◆ **WRITTEN EXERCISE**
Output the data exactly, with every line intact.

********

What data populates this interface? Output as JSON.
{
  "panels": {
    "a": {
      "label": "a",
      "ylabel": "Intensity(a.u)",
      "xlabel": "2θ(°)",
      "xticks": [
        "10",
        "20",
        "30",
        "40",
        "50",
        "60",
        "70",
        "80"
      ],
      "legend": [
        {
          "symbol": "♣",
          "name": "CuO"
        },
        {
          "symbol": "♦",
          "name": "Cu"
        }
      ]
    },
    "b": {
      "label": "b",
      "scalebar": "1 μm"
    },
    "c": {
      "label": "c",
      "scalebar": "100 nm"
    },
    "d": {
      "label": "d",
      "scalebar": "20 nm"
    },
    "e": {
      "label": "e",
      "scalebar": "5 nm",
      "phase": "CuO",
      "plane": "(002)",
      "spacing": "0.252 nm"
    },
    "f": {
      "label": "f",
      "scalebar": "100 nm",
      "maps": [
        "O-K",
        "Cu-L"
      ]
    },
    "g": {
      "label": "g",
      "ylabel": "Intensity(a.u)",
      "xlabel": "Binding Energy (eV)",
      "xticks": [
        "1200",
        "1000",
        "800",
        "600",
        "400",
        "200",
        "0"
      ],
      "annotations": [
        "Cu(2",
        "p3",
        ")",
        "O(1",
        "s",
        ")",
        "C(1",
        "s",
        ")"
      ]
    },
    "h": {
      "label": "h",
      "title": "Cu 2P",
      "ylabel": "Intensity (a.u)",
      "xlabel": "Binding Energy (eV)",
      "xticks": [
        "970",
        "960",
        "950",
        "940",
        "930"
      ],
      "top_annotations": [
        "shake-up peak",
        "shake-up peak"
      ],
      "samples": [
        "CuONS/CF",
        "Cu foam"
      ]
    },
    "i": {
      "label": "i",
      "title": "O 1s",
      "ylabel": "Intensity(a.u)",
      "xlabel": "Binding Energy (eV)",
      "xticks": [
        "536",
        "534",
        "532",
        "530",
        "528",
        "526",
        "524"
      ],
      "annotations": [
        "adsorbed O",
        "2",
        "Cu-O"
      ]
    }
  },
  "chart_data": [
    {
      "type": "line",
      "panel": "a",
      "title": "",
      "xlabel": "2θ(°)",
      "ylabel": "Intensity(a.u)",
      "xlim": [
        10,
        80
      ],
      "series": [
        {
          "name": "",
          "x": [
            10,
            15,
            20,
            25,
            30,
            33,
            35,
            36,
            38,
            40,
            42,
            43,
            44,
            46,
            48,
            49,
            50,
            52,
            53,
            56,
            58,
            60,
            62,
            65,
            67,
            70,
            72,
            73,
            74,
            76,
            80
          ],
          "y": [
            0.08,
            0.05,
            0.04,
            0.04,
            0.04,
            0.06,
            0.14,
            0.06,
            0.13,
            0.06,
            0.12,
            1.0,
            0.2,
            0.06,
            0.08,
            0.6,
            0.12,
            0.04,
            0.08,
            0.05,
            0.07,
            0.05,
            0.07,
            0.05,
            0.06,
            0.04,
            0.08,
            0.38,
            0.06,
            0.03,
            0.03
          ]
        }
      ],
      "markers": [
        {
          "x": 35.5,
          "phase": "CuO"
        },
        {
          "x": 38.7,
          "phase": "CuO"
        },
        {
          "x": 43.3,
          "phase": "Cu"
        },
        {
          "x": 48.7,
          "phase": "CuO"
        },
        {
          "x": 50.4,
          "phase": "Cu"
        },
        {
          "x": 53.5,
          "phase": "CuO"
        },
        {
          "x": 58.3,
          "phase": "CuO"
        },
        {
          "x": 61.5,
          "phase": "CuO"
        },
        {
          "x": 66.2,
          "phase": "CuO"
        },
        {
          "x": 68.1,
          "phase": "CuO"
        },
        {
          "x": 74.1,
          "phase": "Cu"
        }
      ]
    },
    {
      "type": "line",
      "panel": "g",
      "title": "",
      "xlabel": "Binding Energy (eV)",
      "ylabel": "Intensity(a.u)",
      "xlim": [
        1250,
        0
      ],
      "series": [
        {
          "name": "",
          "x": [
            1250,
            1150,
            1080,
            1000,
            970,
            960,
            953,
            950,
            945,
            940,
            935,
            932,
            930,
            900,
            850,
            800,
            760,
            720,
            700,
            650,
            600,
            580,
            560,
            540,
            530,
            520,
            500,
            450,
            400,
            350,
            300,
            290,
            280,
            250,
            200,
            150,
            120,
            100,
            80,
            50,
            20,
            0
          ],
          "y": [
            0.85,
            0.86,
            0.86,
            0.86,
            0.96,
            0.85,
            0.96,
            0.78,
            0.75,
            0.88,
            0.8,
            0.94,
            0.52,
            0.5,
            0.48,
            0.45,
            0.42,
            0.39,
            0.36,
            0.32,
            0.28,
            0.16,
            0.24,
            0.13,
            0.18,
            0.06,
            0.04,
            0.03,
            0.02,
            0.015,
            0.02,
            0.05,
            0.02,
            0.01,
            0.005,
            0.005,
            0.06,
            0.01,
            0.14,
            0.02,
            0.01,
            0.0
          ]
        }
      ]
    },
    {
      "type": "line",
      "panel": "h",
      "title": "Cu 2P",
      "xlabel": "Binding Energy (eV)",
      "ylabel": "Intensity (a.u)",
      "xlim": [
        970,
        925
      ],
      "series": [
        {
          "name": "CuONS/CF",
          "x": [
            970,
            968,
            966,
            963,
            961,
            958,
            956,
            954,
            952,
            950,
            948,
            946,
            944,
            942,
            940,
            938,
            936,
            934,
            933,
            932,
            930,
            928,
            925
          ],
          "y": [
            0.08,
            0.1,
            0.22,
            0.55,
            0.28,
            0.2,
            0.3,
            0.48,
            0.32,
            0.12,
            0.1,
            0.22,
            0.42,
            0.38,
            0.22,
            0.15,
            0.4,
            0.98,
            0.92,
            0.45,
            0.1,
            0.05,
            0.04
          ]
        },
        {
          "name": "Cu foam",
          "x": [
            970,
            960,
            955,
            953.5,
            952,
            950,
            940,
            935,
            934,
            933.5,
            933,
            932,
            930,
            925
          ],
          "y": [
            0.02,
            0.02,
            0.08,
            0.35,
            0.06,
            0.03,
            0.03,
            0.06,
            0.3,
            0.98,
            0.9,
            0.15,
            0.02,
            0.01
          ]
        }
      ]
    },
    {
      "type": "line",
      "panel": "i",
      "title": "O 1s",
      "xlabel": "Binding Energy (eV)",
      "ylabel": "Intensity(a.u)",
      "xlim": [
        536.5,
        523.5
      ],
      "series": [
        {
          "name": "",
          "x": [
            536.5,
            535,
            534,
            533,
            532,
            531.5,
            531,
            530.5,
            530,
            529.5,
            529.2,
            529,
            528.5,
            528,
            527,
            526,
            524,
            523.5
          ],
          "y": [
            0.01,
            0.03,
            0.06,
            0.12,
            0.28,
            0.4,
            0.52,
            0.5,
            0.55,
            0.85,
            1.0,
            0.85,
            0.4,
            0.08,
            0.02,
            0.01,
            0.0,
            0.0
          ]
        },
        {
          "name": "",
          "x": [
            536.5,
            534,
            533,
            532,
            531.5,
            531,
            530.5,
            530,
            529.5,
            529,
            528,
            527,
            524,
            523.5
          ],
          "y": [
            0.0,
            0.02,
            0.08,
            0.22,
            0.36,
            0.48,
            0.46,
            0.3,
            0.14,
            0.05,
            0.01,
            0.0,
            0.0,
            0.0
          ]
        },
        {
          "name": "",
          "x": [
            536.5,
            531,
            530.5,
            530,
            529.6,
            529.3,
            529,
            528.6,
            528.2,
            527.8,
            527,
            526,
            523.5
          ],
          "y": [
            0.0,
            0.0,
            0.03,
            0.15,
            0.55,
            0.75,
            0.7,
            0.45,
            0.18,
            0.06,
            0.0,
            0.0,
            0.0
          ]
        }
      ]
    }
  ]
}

********

◆ **EXERCISE RESPONSE**
What data populates this interface? Output as JSON.
{
  "panels": {
    "a": {
      "label": "a",
      "ylabel": "Intensity(a.u)",
      "xlabel": "2θ(°)",
      "xticks": [
        "10",
        "20",
        "30",
        "40",
        "50",
        "60",
        "70",
        "80"
      ],
      "legend": [
        {
          "symbol": "♣",
          "name": "CuO"
        },
        {
          "symbol": "♦",
          "name": "Cu"
        }
      ]
    },
    "b": {
      "label": "b",
      "scalebar": "1 μm"
    },
    "c": {
      "label": "c",
      "scalebar": "100 nm"
    },
    "d": {
      "label": "d",
      "scalebar": "20 nm"
    },
    "e": {
      "label": "e",
      "scalebar": "5 nm",
      "phase": "CuO",
      "plane": "(002)",
      "spacing": "0.252 nm"
    },
    "f": {
      "label": "f",
      "scalebar": "100 nm",
      "maps": [
        "O-K",
        "Cu-L"
      ]
    },
    "g": {
      "label": "g",
      "ylabel": "Intensity(a.u)",
      "xlabel": "Binding Energy (eV)",
      "xticks": [
        "1200",
        "1000",
        "800",
        "600",
        "400",
        "200",
        "0"
      ],
      "annotations": [
        "Cu(2",
        "p3",
        ")",
        "O(1",
        "s",
        ")",
        "C(1",
        "s",
        ")"
      ]
    },
    "h": {
      "label": "h",
      "title": "Cu 2P",
      "ylabel": "Intensity (a.u)",
      "xlabel": "Binding Energy (eV)",
      "xticks": [
        "970",
        "960",
        "950",
        "940",
        "930"
      ],
      "top_annotations": [
        "shake-up peak",
        "shake-up peak"
      ],
      "samples": [
        "CuONS/CF",
        "Cu foam"
      ]
    },
    "i": {
      "label": "i",
      "title": "O 1s",
      "ylabel": "Intensity(a.u)",
      "xlabel": "Binding Energy (eV)",
      "xticks": [
        "536",
        "534",
        "532",
        "530",
        "528",
        "526",
        "524"
      ],
      "annotations": [
        "adsorbed O",
        "2",
        "Cu-O"
      ]
    }
  },
  "chart_data": [
    {
      "type": "line",
      "panel": "a",
      "title": "",
      "xlabel": "2θ(°)",
      "ylabel": "Intensity(a.u)",
      "xlim": [
        10,
        80
      ],
      "series": [
        {
          "name": "",
          "x": [
            10,
            15,
            20,
            25,
            30,
            33,
            35,
            36,
            38,
            40,
            42,
            43,
            44,
            46,
            48,
            49,
            50,
            52,
            53,
            56,
            58,
            60,
            62,
            65,
            67,
            70,
            72,
            73,
            74,
            76,
            80
          ],
          "y": [
            0.08,
            0.05,
            0.04,
            0.04,
            0.04,
            0.06,
            0.14,
            0.06,
            0.13,
            0.06,
            0.12,
            1.0,
            0.2,
            0.06,
            0.08,
            0.6,
            0.12,
            0.04,
            0.08,
            0.05,
            0.07,
            0.05,
            0.07,
            0.05,
            0.06,
            0.04,
            0.08,
            0.38,
            0.06,
            0.03,
            0.03
          ]
        }
      ],
      "markers": [
        {
          "x": 35.5,
          "phase": "CuO"
        },
        {
          "x": 38.7,
          "phase": "CuO"
        },
        {
          "x": 43.3,
          "phase": "Cu"
        },
        {
          "x": 48.7,
          "phase": "CuO"
        },
        {
          "x": 50.4,
          "phase": "Cu"
        },
        {
          "x": 53.5,
          "phase": "CuO"
        },
        {
          "x": 58.3,
          "phase": "CuO"
        },
        {
          "x": 61.5,
          "phase": "CuO"
        },
        {
          "x": 66.2,
          "phase": "CuO"
        },
        {
          "x": 68.1,
          "phase": "CuO"
        },
        {
          "x": 74.1,
          "phase": "Cu"
        }
      ]
    },
    {
      "type": "line",
      "panel": "g",
      "title": "",
      "xlabel": "Binding Energy (eV)",
      "ylabel": "Intensity(a.u)",
      "xlim": [
        1250,
        0
      ],
      "series": [
        {
          "name": "",
          "x": [
            1250,
            1150,
            1080,
            1000,
            970,
            960,
            953,
            950,
            945,
            940,
            935,
            932,
            930,
            900,
            850,
            800,
            760,
            720,
            700,
            650,
            600,
            580,
            560,
            540,
            530,
            520,
            500,
            450,
            400,
            350,
            300,
            290,
            280,
            250,
            200,
            150,
            120,
            100,
            80,
            50,
            20,
            0
          ],
          "y": [
            0.85,
            0.86,
            0.86,
            0.86,
            0.96,
            0.85,
            0.96,
            0.78,
            0.75,
            0.88,
            0.8,
            0.94,
            0.52,
            0.5,
            0.48,
            0.45,
            0.42,
            0.39,
            0.36,
            0.32,
            0.28,
            0.16,
            0.24,
            0.13,
            0.18,
            0.06,
            0.04,
            0.03,
            0.02,
            0.015,
            0.02,
            0.05,
            0.02,
            0.01,
            0.005,
            0.005,
            0.06,
            0.01,
            0.14,
            0.02,
            0.01,
            0.0
          ]
        }
      ]
    },
    {
      "type": "line",
      "panel": "h",
      "title": "Cu 2P",
      "xlabel": "Binding Energy (eV)",
      "ylabel": "Intensity (a.u)",
      "xlim": [
        970,
        925
      ],
      "series": [
        {
          "name": "CuONS/CF",
          "x": [
            970,
            968,
            966,
            963,
            961,
            958,
            956,
            954,
            952,
            950,
            948,
            946,
            944,
            942,
            940,
            938,
            936,
            934,
            933,
            932,
            930,
            928,
            925
          ],
          "y": [
            0.08,
            0.1,
            0.22,
            0.55,
            0.28,
            0.2,
            0.3,
            0.48,
            0.32,
            0.12,
            0.1,
            0.22,
            0.42,
            0.38,
            0.22,
            0.15,
            0.4,
            0.98,
            0.92,
            0.45,
            0.1,
            0.05,
            0.04
          ]
        },
        {
          "name": "Cu foam",
          "x": [
            970,
            960,
            955,
            953.5,
            952,
            950,
            940,
            935,
            934,
            933.5,
            933,
            932,
            930,
            925
          ],
          "y": [
            0.02,
            0.02,
            0.08,
            0.35,
            0.06,
            0.03,
            0.03,
            0.06,
            0.3,
            0.98,
            0.9,
            0.15,
            0.02,
            0.01
          ]
        }
      ]
    },
    {
      "type": "line",
      "panel": "i",
      "title": "O 1s",
      "xlabel": "Binding Energy (eV)",
      "ylabel": "Intensity(a.u)",
      "xlim": [
        536.5,
        523.5
      ],
      "series": [
        {
          "name": "",
          "x": [
            536.5,
            535,
            534,
            533,
            532,
            531.5,
            531,
            530.5,
            530,
            529.5,
            529.2,
            529,
            528.5,
            528,
            527,
            526,
            524,
            523.5
          ],
          "y": [
            0.01,
            0.03,
            0.06,
            0.12,
            0.28,
            0.4,
            0.52,
            0.5,
            0.55,
            0.85,
            1.0,
            0.85,
            0.4,
            0.08,
            0.02,
            0.01,
            0.0,
            0.0
          ]
        },
        {
          "name": "",
          "x": [
            536.5,
            534,
            533,
            532,
            531.5,
            531,
            530.5,
            530,
            529.5,
            529,
            528,
            527,
            524,
            523.5
          ],
          "y": [
            0.0,
            0.02,
            0.08,
            0.22,
            0.36,
            0.48,
            0.46,
            0.3,
            0.14,
            0.05,
            0.01,
            0.0,
            0.0,
            0.0
          ]
        },
        {
          "name": "",
          "x": [
            536.5,
            531,
            530.5,
            530,
            529.6,
            529.3,
            529,
            528.6,
            528.2,
            527.8,
            527,
            526,
            523.5
          ],
          "y": [
            0.0,
            0.0,
            0.03,
            0.15,
            0.55,
            0.75,
            0.7,
            0.45,
            0.18,
            0.06,
            0.0,
            0.0,
            0.0
          ]
        }
      ]
    }
  ]
}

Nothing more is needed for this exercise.